• Do this:
Find the word "Current" in the records below. List each line containing it.
--
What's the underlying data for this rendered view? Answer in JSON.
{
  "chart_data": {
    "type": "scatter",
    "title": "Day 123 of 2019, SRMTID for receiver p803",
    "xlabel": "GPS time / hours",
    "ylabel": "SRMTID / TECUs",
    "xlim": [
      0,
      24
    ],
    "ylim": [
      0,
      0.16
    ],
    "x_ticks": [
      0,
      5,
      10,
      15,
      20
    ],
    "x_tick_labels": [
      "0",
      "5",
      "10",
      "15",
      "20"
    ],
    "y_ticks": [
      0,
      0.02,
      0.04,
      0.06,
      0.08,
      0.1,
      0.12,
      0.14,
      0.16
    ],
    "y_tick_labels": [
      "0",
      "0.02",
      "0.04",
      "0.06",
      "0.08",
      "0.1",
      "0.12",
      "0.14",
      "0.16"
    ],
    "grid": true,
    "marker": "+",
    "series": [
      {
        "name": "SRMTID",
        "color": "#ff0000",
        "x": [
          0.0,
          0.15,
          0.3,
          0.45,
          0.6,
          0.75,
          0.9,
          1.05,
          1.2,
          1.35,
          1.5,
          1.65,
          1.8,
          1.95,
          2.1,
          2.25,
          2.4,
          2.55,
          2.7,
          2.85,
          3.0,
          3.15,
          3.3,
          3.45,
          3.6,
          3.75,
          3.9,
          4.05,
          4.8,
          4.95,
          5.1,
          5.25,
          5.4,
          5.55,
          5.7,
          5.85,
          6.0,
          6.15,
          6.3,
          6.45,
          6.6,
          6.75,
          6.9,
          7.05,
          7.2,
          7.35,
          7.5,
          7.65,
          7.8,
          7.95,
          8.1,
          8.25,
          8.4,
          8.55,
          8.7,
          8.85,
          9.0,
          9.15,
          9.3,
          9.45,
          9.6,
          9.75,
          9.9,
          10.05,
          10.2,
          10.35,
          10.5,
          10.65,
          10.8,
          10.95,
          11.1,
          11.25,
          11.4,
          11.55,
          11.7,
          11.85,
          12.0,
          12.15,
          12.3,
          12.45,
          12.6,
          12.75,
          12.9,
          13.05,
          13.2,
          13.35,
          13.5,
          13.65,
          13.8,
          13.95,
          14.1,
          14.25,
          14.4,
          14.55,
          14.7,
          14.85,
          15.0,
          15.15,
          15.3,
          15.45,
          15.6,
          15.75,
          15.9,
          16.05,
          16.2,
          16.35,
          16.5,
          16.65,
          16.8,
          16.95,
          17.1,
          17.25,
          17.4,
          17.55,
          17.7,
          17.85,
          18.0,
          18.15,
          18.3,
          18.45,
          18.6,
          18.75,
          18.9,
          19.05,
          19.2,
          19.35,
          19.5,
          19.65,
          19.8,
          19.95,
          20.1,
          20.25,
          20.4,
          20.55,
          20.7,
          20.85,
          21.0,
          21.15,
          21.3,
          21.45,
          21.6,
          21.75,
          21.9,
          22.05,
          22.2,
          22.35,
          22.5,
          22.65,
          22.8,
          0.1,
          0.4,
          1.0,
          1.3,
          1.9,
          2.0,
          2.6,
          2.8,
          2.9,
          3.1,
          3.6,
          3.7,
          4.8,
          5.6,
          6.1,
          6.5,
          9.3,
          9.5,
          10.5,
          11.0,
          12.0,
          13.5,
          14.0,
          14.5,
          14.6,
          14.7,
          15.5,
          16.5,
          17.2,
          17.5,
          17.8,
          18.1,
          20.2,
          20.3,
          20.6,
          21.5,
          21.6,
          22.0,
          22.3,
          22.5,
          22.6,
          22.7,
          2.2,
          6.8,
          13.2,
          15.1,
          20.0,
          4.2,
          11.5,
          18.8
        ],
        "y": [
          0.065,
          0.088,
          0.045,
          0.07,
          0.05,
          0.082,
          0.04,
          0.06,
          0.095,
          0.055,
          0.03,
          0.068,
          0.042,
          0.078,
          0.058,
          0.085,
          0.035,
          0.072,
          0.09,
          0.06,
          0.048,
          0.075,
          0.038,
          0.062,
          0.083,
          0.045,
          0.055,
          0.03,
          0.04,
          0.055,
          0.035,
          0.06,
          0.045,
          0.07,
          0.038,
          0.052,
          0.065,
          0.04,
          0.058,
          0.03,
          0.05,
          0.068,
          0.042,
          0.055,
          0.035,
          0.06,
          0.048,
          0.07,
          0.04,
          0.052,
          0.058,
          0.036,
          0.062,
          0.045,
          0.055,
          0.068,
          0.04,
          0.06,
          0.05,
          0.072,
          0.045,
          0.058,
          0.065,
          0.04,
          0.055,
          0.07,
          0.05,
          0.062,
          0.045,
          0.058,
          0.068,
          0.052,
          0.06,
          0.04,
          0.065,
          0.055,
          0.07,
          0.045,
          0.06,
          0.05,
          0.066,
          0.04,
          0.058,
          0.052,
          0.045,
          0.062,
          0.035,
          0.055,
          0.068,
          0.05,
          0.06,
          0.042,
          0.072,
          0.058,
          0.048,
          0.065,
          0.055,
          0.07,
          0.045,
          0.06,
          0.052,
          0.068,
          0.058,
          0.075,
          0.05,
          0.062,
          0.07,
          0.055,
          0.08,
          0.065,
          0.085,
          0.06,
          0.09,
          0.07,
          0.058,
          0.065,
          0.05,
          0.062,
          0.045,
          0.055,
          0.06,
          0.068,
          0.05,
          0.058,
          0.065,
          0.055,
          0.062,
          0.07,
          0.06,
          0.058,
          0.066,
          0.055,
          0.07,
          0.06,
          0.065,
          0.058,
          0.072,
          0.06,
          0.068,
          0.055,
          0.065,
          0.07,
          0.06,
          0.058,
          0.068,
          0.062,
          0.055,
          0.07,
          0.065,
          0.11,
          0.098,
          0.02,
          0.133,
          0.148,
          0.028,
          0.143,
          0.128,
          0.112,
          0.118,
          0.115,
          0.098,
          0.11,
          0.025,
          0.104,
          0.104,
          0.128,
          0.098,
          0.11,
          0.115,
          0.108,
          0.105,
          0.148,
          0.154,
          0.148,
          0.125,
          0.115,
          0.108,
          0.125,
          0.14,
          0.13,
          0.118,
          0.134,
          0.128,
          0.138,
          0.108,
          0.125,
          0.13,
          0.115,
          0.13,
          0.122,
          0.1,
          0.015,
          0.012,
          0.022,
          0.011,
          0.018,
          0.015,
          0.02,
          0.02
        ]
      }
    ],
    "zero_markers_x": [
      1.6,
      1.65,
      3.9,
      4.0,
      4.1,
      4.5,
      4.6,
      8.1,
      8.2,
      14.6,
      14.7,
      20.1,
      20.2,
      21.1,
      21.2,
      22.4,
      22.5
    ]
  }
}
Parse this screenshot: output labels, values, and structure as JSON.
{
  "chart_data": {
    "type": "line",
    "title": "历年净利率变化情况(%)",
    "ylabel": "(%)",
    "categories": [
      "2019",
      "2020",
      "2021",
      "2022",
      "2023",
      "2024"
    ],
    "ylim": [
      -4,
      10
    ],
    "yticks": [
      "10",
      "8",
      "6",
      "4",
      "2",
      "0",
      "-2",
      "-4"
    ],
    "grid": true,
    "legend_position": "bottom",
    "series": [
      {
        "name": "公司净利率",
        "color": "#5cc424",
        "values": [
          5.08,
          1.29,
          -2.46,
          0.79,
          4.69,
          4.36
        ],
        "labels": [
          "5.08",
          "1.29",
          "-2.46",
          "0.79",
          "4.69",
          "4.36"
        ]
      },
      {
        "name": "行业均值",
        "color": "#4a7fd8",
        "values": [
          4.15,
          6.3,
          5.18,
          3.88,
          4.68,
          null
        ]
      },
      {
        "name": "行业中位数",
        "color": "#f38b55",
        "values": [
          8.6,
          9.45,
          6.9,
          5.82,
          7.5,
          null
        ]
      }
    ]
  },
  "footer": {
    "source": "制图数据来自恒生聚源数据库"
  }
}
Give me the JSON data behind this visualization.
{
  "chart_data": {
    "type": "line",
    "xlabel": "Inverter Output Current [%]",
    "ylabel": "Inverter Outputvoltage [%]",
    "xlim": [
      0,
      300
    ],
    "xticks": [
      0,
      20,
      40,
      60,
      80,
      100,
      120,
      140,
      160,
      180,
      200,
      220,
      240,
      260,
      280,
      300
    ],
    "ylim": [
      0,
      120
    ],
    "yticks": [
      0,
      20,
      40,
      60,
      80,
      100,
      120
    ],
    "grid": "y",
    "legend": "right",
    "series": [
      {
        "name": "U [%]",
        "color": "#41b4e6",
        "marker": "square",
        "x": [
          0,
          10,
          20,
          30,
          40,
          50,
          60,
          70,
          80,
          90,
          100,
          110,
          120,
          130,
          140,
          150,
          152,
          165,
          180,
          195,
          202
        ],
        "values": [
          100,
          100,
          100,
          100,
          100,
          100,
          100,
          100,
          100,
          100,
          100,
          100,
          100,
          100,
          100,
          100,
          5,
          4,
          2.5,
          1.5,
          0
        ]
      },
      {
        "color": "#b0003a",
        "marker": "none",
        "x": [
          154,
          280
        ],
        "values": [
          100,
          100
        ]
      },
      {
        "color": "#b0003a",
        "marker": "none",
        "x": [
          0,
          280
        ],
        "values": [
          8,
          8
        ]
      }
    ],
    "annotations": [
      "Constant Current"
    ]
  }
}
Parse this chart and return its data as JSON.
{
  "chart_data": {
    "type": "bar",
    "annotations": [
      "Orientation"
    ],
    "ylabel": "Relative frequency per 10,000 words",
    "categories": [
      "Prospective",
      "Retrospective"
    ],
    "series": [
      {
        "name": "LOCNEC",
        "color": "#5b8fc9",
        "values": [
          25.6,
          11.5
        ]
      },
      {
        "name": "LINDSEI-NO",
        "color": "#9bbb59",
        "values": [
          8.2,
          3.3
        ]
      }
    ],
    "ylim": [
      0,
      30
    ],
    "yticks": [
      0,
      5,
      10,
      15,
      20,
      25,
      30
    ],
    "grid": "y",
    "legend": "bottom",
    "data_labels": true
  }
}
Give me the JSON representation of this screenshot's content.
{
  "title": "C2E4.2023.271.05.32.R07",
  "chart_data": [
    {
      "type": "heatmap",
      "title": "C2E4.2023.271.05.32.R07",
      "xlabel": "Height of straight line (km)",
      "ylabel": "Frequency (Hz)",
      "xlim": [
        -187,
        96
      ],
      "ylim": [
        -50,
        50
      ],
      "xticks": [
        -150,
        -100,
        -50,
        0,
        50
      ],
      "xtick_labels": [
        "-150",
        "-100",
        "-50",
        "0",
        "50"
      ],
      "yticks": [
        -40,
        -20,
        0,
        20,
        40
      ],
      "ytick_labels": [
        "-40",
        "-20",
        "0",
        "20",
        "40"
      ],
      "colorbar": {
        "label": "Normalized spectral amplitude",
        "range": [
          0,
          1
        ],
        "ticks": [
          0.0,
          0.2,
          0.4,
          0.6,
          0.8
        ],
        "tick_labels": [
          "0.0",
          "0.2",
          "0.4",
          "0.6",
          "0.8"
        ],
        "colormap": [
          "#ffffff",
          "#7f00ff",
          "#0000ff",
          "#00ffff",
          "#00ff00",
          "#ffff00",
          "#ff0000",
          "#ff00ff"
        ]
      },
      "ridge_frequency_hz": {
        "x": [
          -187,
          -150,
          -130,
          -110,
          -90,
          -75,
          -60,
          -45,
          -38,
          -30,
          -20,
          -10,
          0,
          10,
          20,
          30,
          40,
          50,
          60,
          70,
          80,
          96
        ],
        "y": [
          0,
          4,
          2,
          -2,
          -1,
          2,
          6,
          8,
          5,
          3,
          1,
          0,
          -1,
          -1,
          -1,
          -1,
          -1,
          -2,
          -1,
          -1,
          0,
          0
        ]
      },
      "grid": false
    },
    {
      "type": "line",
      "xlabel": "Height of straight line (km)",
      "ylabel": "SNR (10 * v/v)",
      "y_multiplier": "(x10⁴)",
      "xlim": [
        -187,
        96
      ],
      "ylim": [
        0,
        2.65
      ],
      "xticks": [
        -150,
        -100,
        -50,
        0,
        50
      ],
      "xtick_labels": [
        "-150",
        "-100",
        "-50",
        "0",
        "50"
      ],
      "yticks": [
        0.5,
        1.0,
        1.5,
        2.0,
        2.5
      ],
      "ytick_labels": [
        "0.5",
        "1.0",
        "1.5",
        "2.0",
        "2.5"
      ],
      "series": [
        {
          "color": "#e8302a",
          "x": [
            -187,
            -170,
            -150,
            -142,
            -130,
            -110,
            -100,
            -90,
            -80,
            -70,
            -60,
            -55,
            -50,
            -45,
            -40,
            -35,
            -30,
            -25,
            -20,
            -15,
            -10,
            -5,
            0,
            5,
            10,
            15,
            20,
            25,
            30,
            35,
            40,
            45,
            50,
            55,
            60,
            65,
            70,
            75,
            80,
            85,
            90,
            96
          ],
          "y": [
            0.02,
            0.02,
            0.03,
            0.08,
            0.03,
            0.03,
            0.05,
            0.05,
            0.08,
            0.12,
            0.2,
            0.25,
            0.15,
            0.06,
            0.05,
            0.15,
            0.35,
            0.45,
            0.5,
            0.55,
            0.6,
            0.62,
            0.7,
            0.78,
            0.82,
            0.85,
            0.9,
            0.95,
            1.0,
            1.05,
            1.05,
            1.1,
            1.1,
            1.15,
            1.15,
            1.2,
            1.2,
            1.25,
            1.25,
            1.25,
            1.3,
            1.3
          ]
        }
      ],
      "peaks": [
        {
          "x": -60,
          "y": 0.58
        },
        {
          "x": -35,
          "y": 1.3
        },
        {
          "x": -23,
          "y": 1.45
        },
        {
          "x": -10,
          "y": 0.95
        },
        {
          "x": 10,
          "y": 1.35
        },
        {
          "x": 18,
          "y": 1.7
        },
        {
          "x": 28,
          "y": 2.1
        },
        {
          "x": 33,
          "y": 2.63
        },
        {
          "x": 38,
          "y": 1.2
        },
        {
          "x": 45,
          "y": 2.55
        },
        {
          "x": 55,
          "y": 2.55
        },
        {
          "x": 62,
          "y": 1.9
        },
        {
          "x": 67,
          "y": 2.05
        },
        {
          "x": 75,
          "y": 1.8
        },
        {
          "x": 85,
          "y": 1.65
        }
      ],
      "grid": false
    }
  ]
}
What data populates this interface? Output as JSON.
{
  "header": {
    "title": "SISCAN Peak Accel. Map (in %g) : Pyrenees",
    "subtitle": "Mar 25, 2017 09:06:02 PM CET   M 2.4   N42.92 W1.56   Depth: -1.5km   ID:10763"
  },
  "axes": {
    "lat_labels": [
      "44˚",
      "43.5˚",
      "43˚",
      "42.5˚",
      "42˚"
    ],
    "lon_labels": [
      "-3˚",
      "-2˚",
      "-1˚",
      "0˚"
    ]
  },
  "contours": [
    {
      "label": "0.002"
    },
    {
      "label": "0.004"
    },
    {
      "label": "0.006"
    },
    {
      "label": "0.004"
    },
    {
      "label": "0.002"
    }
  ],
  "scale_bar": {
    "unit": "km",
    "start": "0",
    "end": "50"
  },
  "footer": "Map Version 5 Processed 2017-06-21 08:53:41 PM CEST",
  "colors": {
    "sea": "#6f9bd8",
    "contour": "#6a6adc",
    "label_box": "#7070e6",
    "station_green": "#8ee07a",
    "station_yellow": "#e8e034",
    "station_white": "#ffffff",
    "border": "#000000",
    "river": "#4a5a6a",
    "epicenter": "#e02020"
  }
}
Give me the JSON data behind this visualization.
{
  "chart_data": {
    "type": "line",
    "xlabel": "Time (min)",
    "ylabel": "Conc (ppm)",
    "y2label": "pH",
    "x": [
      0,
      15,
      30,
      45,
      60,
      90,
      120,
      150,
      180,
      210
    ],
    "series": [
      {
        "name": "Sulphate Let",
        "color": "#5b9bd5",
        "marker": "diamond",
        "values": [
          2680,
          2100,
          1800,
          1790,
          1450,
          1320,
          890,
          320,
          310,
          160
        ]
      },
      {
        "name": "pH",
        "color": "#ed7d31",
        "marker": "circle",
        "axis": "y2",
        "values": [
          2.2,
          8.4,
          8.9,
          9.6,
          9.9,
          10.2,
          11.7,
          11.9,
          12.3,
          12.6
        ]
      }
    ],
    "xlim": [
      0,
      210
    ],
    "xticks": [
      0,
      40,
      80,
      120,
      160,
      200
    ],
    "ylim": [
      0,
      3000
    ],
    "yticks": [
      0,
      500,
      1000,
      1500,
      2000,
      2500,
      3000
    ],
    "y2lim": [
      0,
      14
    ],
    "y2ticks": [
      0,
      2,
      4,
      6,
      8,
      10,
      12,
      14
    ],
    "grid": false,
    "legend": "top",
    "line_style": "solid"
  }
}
--
• Expected answer:
    "xlabel": "Inverter Output Current [%]",
      "Constant Current"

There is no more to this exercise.